◆ Exercise task ◆
The records below must be written out exactly, with every picture left behind.

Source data
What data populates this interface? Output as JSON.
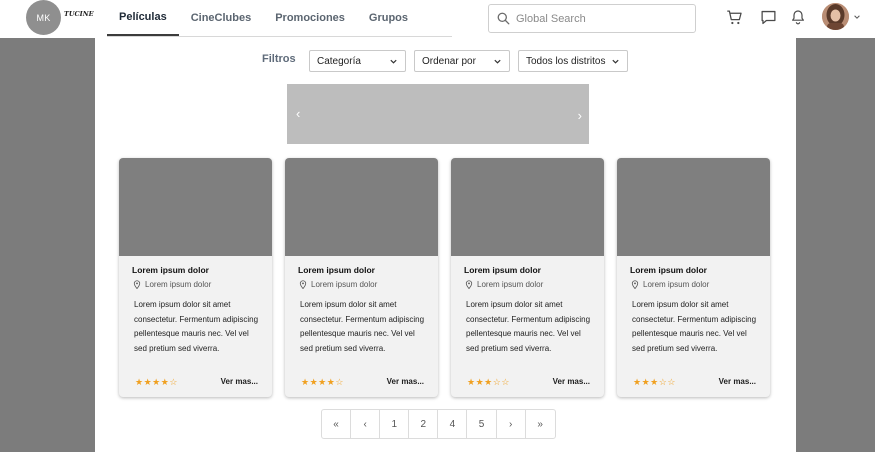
{
  "header": {
    "logo_initials": "MK",
    "logo_text": "TUCINE",
    "nav": [
      {
        "label": "Películas",
        "active": true
      },
      {
        "label": "CineClubes",
        "active": false
      },
      {
        "label": "Promociones",
        "active": false
      },
      {
        "label": "Grupos",
        "active": false
      }
    ],
    "search_placeholder": "Global Search",
    "icons": [
      "cart-icon",
      "message-icon",
      "bell-icon"
    ]
  },
  "filters": {
    "label": "Filtros",
    "selects": [
      "Categoría",
      "Ordenar por",
      "Todos los distritos"
    ]
  },
  "carousel": {
    "prev": "‹",
    "next": "›"
  },
  "cards": [
    {
      "title": "Lorem ipsum dolor",
      "location": "Lorem ipsum dolor",
      "description": "Lorem ipsum dolor sit amet consectetur. Fermentum adipiscing pellentesque mauris nec. Vel vel sed pretium sed viverra.",
      "rating": 4,
      "more": "Ver mas..."
    },
    {
      "title": "Lorem ipsum dolor",
      "location": "Lorem ipsum dolor",
      "description": "Lorem ipsum dolor sit amet consectetur. Fermentum adipiscing pellentesque mauris nec. Vel vel sed pretium sed viverra.",
      "rating": 4,
      "more": "Ver mas..."
    },
    {
      "title": "Lorem ipsum dolor",
      "location": "Lorem ipsum dolor",
      "description": "Lorem ipsum dolor sit amet consectetur. Fermentum adipiscing pellentesque mauris nec. Vel vel sed pretium sed viverra.",
      "rating": 3,
      "more": "Ver mas..."
    },
    {
      "title": "Lorem ipsum dolor",
      "location": "Lorem ipsum dolor",
      "description": "Lorem ipsum dolor sit amet consectetur. Fermentum adipiscing pellentesque mauris nec. Vel vel sed pretium sed viverra.",
      "rating": 3,
      "more": "Ver mas..."
    }
  ],
  "pagination": [
    "«",
    "‹",
    "1",
    "2",
    "4",
    "5",
    "›",
    "»"
  ],
  "colors": {
    "star": "#f0a020",
    "placeholder_image": "#7f7f7f",
    "backdrop": "#7c7c7c"
  }
}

◆ Task answer ◆
What data populates this interface? Output as JSON.
{
  "header": {
    "logo_initials": "MK",
    "logo_text": "TUCINE",
    "nav": [
      {
        "label": "Películas",
        "active": true
      },
      {
        "label": "CineClubes",
        "active": false
      },
      {
        "label": "Promociones",
        "active": false
      },
      {
        "label": "Grupos",
        "active": false
      }
    ],
    "search_placeholder": "Global Search",
    "icons": [
      "cart-icon",
      "message-icon",
      "bell-icon"
    ]
  },
  "filters": {
    "label": "Filtros",
    "selects": [
      "Categoría",
      "Ordenar por",
      "Todos los distritos"
    ]
  },
  "carousel": {
    "prev": "‹",
    "next": "›"
  },
  "cards": [
    {
      "title": "Lorem ipsum dolor",
      "location": "Lorem ipsum dolor",
      "description": "Lorem ipsum dolor sit amet consectetur. Fermentum adipiscing pellentesque mauris nec. Vel vel sed pretium sed viverra.",
      "rating": 4,
      "more": "Ver mas..."
    },
    {
      "title": "Lorem ipsum dolor",
      "location": "Lorem ipsum dolor",
      "description": "Lorem ipsum dolor sit amet consectetur. Fermentum adipiscing pellentesque mauris nec. Vel vel sed pretium sed viverra.",
      "rating": 4,
      "more": "Ver mas..."
    },
    {
      "title": "Lorem ipsum dolor",
      "location": "Lorem ipsum dolor",
      "description": "Lorem ipsum dolor sit amet consectetur. Fermentum adipiscing pellentesque mauris nec. Vel vel sed pretium sed viverra.",
      "rating": 3,
      "more": "Ver mas..."
    },
    {
      "title": "Lorem ipsum dolor",
      "location": "Lorem ipsum dolor",
      "description": "Lorem ipsum dolor sit amet consectetur. Fermentum adipiscing pellentesque mauris nec. Vel vel sed pretium sed viverra.",
      "rating": 3,
      "more": "Ver mas..."
    }
  ],
  "pagination": [
    "«",
    "‹",
    "1",
    "2",
    "4",
    "5",
    "›",
    "»"
  ],
  "colors": {
    "star": "#f0a020",
    "placeholder_image": "#7f7f7f",
    "backdrop": "#7c7c7c"
  }
}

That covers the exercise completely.